Written problem
From the records below, copy every line that contains the word "What".

Dataset extract
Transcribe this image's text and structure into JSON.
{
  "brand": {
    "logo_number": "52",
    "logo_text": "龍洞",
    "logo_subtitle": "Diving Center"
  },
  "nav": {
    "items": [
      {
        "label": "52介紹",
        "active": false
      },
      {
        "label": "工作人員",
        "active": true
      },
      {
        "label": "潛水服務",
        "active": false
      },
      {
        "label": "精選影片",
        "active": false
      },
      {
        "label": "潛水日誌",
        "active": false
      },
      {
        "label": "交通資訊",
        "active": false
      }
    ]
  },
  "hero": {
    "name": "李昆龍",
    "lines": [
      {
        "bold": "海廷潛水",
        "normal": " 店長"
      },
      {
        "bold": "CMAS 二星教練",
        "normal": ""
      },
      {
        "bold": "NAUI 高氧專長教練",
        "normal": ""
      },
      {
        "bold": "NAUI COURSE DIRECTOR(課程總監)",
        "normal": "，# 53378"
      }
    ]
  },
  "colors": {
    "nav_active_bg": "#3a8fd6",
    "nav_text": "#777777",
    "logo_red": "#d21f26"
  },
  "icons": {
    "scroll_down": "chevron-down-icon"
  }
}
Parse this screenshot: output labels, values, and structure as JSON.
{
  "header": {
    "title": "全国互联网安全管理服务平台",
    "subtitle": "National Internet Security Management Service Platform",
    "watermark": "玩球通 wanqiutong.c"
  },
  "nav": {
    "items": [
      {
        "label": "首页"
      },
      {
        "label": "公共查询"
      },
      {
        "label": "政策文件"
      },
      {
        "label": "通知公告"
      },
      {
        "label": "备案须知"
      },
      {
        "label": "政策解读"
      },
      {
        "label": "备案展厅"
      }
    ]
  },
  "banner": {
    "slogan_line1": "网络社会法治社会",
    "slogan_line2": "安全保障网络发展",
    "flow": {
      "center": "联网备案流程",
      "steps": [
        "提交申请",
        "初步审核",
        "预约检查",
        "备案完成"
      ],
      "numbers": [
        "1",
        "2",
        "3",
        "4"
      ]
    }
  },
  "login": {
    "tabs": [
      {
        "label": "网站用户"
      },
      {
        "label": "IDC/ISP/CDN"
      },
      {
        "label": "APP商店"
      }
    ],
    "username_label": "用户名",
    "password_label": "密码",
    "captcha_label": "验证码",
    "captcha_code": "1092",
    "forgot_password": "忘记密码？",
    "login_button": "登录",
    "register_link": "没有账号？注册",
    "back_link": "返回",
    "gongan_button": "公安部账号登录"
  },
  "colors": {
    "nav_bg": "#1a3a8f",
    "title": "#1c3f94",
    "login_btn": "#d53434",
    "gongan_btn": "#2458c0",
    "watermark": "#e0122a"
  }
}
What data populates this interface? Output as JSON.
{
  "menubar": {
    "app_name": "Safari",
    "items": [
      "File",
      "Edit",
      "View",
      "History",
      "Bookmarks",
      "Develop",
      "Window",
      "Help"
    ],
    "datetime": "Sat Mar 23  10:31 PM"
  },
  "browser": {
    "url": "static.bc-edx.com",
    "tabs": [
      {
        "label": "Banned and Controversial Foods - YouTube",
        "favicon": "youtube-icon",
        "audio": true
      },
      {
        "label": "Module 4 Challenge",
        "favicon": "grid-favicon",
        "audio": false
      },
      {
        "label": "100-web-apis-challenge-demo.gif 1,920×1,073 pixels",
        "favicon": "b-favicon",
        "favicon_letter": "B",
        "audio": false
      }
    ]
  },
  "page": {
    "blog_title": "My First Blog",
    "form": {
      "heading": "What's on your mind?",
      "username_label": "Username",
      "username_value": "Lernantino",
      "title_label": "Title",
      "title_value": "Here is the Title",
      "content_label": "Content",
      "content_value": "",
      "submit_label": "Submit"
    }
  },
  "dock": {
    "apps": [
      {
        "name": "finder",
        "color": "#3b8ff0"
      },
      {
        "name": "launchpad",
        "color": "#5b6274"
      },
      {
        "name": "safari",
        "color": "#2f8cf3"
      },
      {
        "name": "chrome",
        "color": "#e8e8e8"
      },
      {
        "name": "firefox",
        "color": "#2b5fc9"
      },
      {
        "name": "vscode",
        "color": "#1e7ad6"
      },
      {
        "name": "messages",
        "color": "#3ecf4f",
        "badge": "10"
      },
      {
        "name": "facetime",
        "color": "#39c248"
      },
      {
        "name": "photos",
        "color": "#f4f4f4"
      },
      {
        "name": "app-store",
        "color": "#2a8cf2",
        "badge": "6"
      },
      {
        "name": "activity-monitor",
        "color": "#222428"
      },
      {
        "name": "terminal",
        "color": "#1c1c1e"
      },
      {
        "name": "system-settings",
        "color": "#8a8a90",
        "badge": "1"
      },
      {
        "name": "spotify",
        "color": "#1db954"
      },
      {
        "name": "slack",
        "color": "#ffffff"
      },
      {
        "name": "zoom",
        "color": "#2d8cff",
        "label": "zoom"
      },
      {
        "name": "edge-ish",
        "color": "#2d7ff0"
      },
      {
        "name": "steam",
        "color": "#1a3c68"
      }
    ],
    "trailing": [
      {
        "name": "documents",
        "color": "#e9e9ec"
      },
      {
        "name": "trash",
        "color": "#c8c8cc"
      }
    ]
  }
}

Exercise result
What data populates this interface? Output as JSON.
      "heading": "What's on your mind?",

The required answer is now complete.